§ Instructions for the task
Collect every line that includes the string "terrain".

Stored entries
────

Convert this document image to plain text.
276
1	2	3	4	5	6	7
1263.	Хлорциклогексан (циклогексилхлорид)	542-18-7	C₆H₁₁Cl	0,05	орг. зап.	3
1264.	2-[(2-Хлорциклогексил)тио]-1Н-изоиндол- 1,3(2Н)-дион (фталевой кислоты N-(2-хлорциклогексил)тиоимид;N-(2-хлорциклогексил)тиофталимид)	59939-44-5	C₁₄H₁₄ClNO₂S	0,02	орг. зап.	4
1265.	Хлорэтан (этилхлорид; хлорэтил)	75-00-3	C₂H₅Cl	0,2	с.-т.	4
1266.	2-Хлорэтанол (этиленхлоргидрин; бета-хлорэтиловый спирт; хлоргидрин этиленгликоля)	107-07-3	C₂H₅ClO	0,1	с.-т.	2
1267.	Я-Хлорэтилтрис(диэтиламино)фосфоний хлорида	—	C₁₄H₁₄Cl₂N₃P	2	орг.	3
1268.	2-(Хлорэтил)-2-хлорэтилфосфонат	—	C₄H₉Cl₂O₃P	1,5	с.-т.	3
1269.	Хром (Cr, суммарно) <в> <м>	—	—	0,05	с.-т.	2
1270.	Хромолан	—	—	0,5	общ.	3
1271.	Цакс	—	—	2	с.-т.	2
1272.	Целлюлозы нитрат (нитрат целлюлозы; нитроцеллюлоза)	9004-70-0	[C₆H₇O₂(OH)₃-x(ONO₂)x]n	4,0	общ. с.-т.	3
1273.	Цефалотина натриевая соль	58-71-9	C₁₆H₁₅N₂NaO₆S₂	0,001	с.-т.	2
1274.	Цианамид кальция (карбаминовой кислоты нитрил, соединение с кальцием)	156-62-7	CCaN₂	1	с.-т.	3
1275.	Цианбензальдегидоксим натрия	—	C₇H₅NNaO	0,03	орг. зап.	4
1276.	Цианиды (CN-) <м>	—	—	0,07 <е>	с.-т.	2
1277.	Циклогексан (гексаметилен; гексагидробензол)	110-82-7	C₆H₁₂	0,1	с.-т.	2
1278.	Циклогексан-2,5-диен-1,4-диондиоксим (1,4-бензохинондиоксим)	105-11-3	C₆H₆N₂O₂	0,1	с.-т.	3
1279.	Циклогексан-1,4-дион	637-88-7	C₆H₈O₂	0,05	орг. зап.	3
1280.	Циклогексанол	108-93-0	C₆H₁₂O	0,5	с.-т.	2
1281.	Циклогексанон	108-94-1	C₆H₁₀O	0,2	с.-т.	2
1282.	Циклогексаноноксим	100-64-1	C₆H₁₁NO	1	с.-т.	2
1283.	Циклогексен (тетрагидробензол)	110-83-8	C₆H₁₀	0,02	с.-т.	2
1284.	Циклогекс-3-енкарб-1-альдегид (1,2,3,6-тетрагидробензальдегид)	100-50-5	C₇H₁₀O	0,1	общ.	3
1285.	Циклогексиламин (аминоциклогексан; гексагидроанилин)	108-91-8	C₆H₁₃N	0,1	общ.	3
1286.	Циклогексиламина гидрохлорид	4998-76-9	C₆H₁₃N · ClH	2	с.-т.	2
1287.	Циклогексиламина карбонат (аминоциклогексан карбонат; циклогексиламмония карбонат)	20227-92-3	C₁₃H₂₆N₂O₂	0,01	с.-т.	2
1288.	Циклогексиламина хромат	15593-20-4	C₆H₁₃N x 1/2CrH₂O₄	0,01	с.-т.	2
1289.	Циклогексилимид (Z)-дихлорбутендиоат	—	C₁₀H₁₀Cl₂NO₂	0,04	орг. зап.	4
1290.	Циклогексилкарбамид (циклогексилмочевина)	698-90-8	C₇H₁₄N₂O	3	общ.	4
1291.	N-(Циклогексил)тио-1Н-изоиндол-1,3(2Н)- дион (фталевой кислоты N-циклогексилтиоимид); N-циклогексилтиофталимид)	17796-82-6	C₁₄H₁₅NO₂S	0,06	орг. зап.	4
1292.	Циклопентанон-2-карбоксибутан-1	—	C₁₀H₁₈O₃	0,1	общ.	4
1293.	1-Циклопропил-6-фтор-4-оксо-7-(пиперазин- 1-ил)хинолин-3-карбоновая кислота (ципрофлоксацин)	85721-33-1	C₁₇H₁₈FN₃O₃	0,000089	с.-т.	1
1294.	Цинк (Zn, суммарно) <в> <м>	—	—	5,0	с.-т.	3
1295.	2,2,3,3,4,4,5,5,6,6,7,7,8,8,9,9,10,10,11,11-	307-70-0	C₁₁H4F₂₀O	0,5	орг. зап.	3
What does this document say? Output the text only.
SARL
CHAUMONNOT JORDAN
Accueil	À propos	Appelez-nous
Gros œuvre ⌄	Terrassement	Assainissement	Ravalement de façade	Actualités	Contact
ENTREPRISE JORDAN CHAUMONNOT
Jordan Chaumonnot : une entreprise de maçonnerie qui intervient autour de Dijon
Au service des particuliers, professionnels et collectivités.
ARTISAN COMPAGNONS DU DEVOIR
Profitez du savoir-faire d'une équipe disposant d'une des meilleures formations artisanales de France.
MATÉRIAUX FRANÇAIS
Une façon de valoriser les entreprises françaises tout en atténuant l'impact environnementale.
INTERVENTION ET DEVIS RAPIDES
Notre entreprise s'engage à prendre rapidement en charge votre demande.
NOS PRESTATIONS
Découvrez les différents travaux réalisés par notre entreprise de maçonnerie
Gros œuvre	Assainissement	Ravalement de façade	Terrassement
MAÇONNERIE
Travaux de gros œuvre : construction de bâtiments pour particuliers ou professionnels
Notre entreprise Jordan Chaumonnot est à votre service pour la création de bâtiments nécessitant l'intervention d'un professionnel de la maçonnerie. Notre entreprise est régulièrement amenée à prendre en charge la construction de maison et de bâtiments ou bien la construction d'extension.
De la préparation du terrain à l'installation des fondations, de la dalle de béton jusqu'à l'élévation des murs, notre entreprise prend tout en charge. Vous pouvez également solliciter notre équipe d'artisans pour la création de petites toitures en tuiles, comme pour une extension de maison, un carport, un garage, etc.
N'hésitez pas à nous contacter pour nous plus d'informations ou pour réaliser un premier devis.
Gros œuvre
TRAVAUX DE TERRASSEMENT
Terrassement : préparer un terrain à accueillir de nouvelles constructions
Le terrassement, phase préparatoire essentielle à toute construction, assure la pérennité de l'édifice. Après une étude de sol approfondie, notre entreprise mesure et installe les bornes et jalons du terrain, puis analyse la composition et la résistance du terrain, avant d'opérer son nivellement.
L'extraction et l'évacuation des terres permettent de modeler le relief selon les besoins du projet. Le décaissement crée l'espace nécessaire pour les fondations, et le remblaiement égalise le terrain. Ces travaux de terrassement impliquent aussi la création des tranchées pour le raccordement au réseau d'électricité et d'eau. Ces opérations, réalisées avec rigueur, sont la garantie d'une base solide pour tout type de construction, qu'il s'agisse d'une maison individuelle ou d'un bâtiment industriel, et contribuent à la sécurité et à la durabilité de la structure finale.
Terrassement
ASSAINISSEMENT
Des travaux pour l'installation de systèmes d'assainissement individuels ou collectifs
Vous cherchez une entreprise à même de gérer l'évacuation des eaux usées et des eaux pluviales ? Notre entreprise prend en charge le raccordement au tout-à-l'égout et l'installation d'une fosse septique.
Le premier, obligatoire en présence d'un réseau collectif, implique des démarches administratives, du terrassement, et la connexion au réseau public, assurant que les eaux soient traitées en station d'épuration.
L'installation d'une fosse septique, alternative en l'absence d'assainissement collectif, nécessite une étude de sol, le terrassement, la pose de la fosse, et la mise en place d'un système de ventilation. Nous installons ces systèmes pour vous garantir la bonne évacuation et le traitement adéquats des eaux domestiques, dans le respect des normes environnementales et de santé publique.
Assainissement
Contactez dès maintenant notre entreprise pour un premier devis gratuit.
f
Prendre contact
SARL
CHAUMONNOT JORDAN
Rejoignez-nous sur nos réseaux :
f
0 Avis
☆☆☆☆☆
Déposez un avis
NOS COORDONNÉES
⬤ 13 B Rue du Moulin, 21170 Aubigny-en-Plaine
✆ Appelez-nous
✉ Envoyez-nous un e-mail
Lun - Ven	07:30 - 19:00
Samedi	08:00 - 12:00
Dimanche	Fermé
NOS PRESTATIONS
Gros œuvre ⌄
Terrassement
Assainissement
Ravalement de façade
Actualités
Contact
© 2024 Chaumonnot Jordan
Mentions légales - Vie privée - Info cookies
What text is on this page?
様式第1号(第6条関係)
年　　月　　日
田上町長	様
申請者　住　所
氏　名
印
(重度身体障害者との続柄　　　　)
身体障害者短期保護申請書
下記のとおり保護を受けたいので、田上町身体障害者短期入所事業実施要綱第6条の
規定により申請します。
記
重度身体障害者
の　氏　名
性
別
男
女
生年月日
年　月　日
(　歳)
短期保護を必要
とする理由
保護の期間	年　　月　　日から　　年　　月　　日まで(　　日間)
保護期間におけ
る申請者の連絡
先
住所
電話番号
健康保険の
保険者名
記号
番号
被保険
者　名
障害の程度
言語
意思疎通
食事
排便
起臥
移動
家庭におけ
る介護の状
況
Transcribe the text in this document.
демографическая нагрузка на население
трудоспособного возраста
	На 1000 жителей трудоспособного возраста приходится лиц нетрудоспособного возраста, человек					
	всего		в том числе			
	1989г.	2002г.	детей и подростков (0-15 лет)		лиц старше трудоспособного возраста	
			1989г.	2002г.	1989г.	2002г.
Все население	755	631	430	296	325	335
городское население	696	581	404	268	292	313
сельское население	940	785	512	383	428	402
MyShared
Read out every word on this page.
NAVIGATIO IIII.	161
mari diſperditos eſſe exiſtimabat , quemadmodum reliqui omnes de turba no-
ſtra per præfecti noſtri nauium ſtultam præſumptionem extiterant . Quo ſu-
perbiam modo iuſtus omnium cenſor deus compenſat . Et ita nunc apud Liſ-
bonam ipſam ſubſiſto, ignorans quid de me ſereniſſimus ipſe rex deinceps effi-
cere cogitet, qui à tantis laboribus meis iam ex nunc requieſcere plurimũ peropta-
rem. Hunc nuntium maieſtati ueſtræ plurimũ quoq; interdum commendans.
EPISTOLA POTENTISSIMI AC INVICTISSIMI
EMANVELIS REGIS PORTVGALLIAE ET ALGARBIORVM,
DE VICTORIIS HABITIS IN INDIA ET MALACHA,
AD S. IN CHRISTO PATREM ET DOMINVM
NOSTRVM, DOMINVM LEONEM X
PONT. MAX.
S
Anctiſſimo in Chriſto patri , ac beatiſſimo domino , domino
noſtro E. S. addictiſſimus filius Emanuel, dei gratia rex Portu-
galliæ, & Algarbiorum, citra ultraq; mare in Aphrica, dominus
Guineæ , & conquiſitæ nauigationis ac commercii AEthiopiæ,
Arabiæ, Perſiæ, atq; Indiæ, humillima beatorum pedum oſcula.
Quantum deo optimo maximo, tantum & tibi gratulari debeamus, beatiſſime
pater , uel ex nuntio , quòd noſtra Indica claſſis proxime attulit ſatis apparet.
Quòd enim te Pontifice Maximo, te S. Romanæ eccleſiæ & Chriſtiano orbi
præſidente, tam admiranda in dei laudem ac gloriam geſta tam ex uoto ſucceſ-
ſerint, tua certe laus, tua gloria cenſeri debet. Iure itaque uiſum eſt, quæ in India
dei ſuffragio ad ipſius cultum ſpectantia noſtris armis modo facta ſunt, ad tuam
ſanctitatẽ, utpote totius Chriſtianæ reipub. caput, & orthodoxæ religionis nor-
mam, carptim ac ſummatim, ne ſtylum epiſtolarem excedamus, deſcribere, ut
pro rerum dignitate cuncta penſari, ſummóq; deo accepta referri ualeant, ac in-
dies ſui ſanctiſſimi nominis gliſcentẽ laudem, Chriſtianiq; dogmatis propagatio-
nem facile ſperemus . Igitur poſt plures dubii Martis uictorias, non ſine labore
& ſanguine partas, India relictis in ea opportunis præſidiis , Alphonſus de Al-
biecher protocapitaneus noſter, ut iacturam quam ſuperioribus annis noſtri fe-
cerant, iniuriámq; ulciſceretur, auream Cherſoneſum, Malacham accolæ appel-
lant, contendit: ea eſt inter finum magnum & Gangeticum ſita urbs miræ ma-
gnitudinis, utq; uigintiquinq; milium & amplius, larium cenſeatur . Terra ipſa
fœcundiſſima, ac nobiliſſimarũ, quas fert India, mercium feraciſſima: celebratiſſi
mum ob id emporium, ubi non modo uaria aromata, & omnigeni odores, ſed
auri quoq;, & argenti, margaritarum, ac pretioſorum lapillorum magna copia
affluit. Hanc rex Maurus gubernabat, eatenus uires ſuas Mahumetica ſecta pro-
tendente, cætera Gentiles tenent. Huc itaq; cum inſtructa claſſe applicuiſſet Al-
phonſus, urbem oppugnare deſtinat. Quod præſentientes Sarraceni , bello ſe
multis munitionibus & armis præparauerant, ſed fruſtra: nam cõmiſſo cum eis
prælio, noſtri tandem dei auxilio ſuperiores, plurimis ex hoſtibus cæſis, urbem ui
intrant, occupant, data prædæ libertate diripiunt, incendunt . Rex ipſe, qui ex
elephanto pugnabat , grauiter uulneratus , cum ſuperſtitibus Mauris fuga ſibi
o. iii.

────

§ Solution to the problem
De la préparation du terrain à l'installation des fondations, de la dalle de béton jusqu'à l'élévation des murs, notre entreprise prend tout en charge. Vous pouvez également solliciter notre équipe d'artisans pour la création de petites toitures en tuiles, comme pour une extension de maison, un carport, un garage, etc.
Terrassement : préparer un terrain à accueillir de nouvelles constructions
Le terrassement, phase préparatoire essentielle à toute construction, assure la pérennité de l'édifice. Après une étude de sol approfondie, notre entreprise mesure et installe les bornes et jalons du terrain, puis analyse la composition et la résistance du terrain, avant d'opérer son nivellement.
L'extraction et l'évacuation des terres permettent de modeler le relief selon les besoins du projet. Le décaissement crée l'espace nécessaire pour les fondations, et le remblaiement égalise le terrain. Ces travaux de terrassement impliquent aussi la création des tranchées pour le raccordement au réseau d'électricité et d'eau. Ces opérations, réalisées avec rigueur, sont la garantie d'une base solide pour tout type de construction, qu'il s'agisse d'une maison individuelle ou d'un bâtiment industriel, et contribuent à la sécurité et à la durabilité de la structure finale.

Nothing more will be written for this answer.